* **REQUIRED WORK**
All entries are to be quoted exactly; the images stay out of the copy.

* START RECORDS TO PROCESS *

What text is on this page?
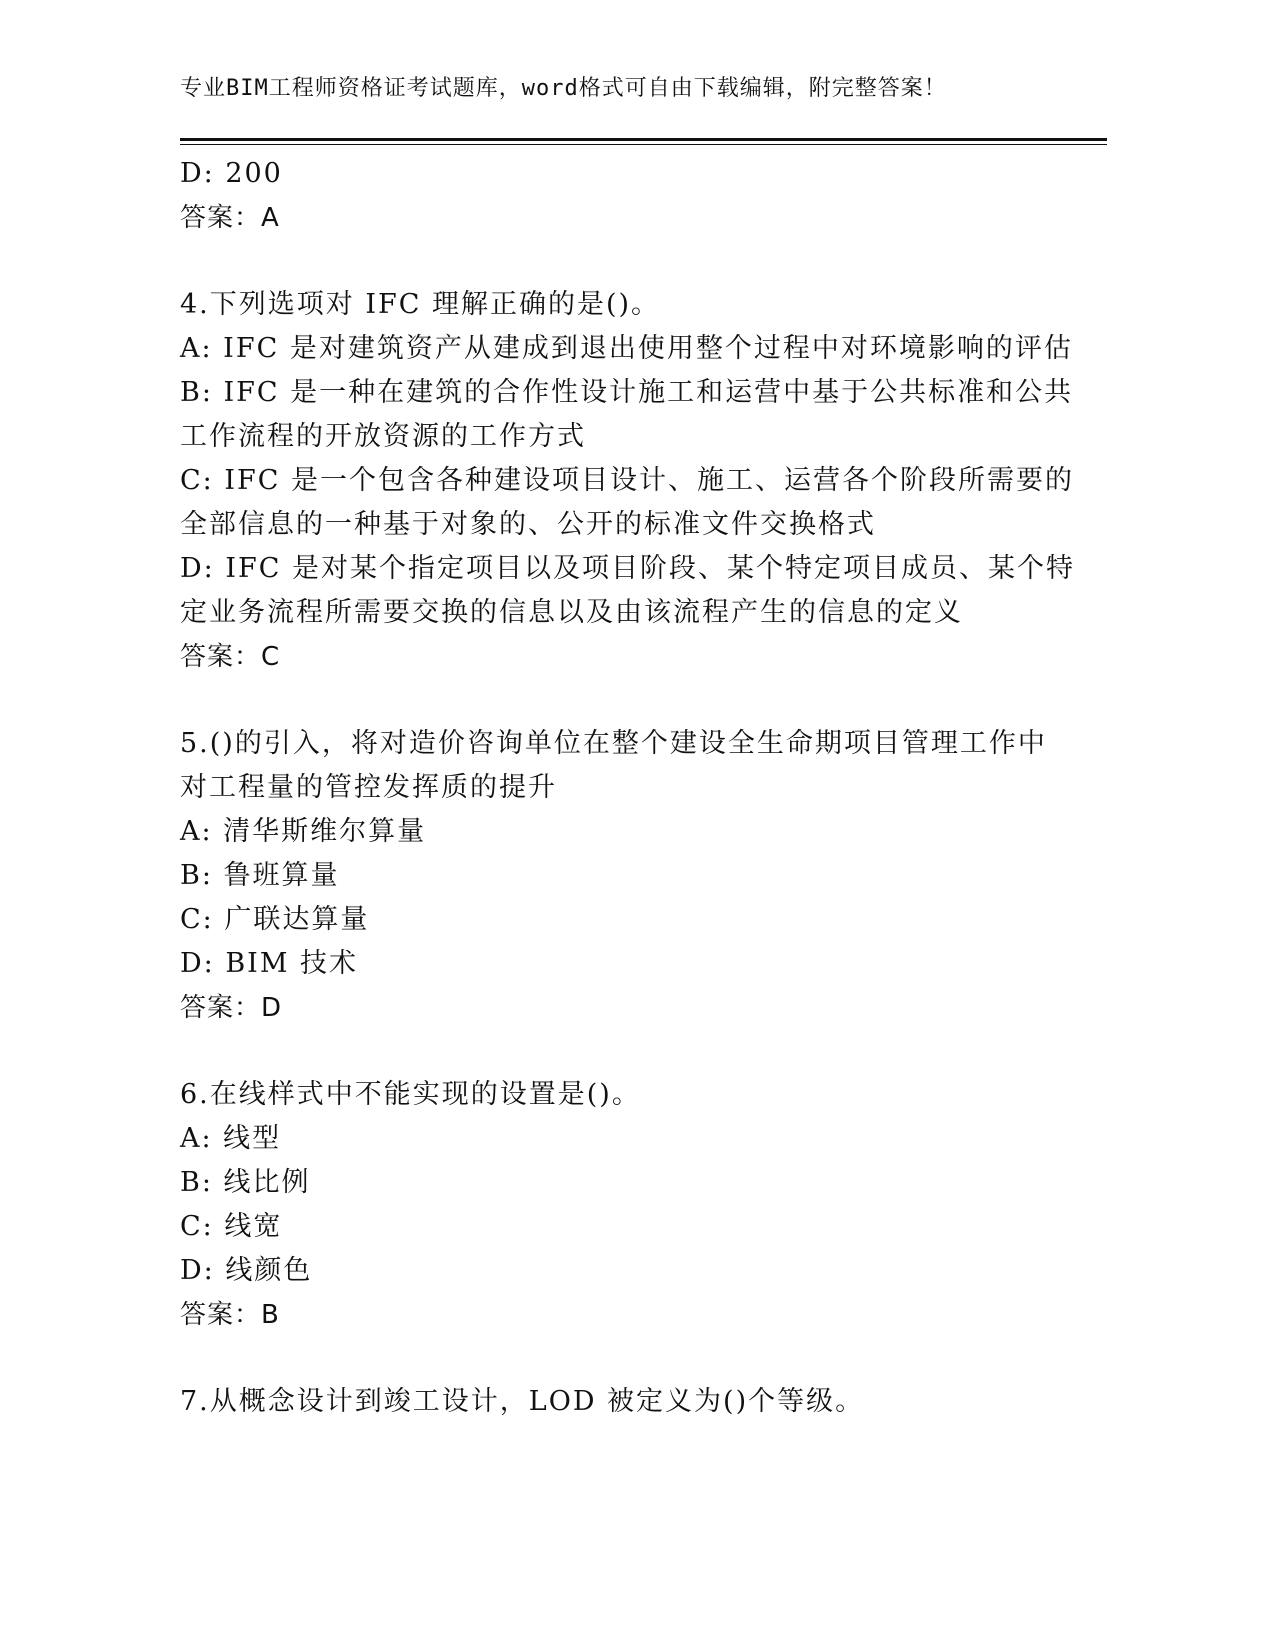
专业BIM工程师资格证考试题库，word格式可自由下载编辑，附完整答案！
D: 200
答案：A
4.下列选项对 IFC 理解正确的是()。
A: IFC 是对建筑资产从建成到退出使用整个过程中对环境影响的评估
B: IFC 是一种在建筑的合作性设计施工和运营中基于公共标准和公共
工作流程的开放资源的工作方式
C: IFC 是一个包含各种建设项目设计、施工、运营各个阶段所需要的
全部信息的一种基于对象的、公开的标准文件交换格式
D: IFC 是对某个指定项目以及项目阶段、某个特定项目成员、某个特
定业务流程所需要交换的信息以及由该流程产生的信息的定义
答案：C
5.()的引入，将对造价咨询单位在整个建设全生命期项目管理工作中
对工程量的管控发挥质的提升
A: 清华斯维尔算量
B: 鲁班算量
C: 广联达算量
D: BIM 技术
答案：D
6.在线样式中不能实现的设置是()。
A: 线型
B: 线比例
C: 线宽
D: 线颜色
答案：B
7.从概念设计到竣工设计，LOD 被定义为()个等级。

* END RECORDS TO PROCESS *

* **EXERCISE RESPONSE**
What text is on this page?
专业BIM工程师资格证考试题库，word格式可自由下载编辑，附完整答案！
D: 200
答案：A
4.下列选项对 IFC 理解正确的是()。
A: IFC 是对建筑资产从建成到退出使用整个过程中对环境影响的评估
B: IFC 是一种在建筑的合作性设计施工和运营中基于公共标准和公共
工作流程的开放资源的工作方式
C: IFC 是一个包含各种建设项目设计、施工、运营各个阶段所需要的
全部信息的一种基于对象的、公开的标准文件交换格式
D: IFC 是对某个指定项目以及项目阶段、某个特定项目成员、某个特
定业务流程所需要交换的信息以及由该流程产生的信息的定义
答案：C
5.()的引入，将对造价咨询单位在整个建设全生命期项目管理工作中
对工程量的管控发挥质的提升
A: 清华斯维尔算量
B: 鲁班算量
C: 广联达算量
D: BIM 技术
答案：D
6.在线样式中不能实现的设置是()。
A: 线型
B: 线比例
C: 线宽
D: 线颜色
答案：B
7.从概念设计到竣工设计，LOD 被定义为()个等级。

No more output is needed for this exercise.